What is asked: All of the lines below are to be printed again exactly; images are excluded from the output.

Extracted material:
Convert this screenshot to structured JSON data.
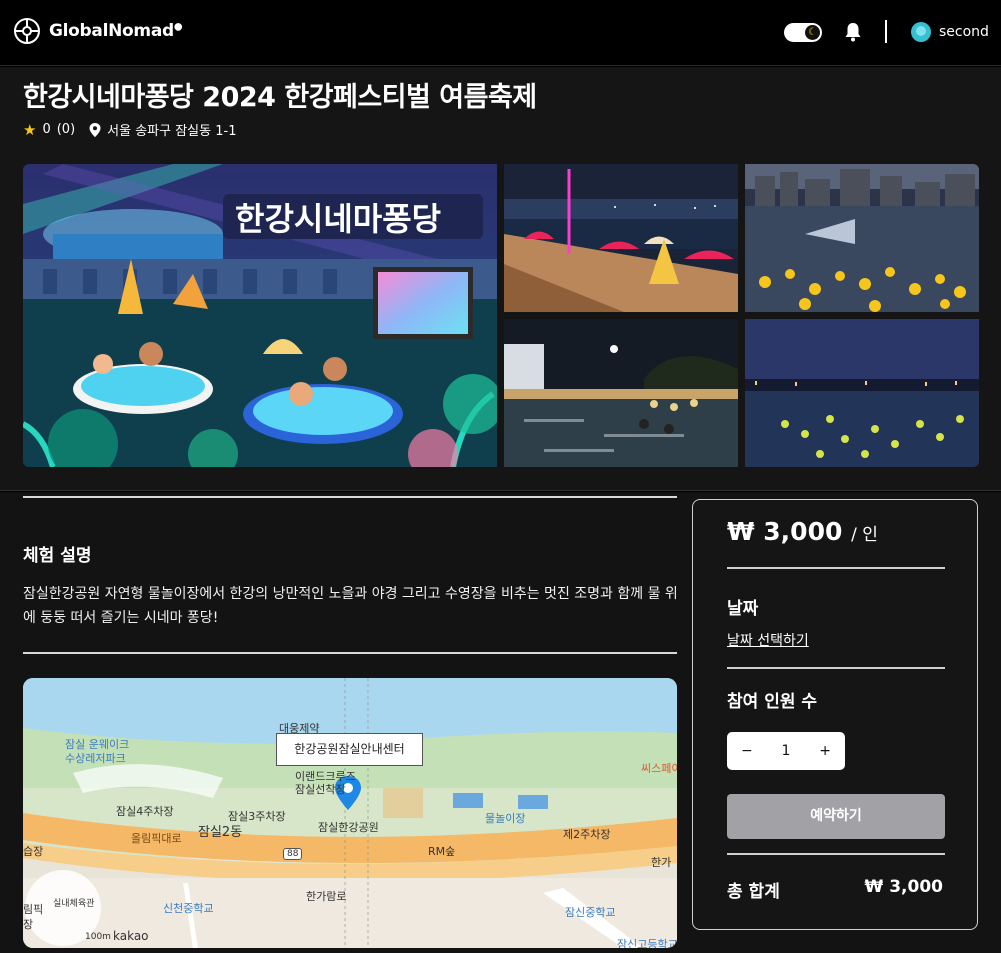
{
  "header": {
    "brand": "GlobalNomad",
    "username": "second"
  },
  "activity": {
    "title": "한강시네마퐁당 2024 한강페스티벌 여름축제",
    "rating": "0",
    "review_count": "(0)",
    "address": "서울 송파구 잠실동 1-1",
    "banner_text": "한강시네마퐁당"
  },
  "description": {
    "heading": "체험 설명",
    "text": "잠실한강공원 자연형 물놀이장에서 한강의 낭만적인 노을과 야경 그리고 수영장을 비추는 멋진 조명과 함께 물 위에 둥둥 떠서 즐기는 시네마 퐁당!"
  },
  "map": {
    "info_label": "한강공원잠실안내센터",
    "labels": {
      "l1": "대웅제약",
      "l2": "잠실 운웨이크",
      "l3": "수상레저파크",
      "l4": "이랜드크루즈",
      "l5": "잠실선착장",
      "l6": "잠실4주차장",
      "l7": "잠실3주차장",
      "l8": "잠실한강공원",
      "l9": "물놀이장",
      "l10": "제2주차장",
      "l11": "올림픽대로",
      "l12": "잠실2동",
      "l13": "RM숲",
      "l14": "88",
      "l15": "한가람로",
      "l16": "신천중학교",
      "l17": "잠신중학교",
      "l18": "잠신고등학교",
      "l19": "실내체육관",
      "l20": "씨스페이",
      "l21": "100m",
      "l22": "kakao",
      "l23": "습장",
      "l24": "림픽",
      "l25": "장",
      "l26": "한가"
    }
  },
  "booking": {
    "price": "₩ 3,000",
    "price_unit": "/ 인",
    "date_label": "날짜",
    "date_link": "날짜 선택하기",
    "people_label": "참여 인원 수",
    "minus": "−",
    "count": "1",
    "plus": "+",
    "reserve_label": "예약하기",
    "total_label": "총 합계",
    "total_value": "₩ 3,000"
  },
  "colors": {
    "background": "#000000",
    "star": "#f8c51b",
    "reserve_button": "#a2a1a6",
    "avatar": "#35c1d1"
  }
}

Output of the task:
Convert this screenshot to structured JSON data.
{
  "header": {
    "brand": "GlobalNomad",
    "username": "second"
  },
  "activity": {
    "title": "한강시네마퐁당 2024 한강페스티벌 여름축제",
    "rating": "0",
    "review_count": "(0)",
    "address": "서울 송파구 잠실동 1-1",
    "banner_text": "한강시네마퐁당"
  },
  "description": {
    "heading": "체험 설명",
    "text": "잠실한강공원 자연형 물놀이장에서 한강의 낭만적인 노을과 야경 그리고 수영장을 비추는 멋진 조명과 함께 물 위에 둥둥 떠서 즐기는 시네마 퐁당!"
  },
  "map": {
    "info_label": "한강공원잠실안내센터",
    "labels": {
      "l1": "대웅제약",
      "l2": "잠실 운웨이크",
      "l3": "수상레저파크",
      "l4": "이랜드크루즈",
      "l5": "잠실선착장",
      "l6": "잠실4주차장",
      "l7": "잠실3주차장",
      "l8": "잠실한강공원",
      "l9": "물놀이장",
      "l10": "제2주차장",
      "l11": "올림픽대로",
      "l12": "잠실2동",
      "l13": "RM숲",
      "l14": "88",
      "l15": "한가람로",
      "l16": "신천중학교",
      "l17": "잠신중학교",
      "l18": "잠신고등학교",
      "l19": "실내체육관",
      "l20": "씨스페이",
      "l21": "100m",
      "l22": "kakao",
      "l23": "습장",
      "l24": "림픽",
      "l25": "장",
      "l26": "한가"
    }
  },
  "booking": {
    "price": "₩ 3,000",
    "price_unit": "/ 인",
    "date_label": "날짜",
    "date_link": "날짜 선택하기",
    "people_label": "참여 인원 수",
    "minus": "−",
    "count": "1",
    "plus": "+",
    "reserve_label": "예약하기",
    "total_label": "총 합계",
    "total_value": "₩ 3,000"
  },
  "colors": {
    "background": "#000000",
    "star": "#f8c51b",
    "reserve_button": "#a2a1a6",
    "avatar": "#35c1d1"
  }
}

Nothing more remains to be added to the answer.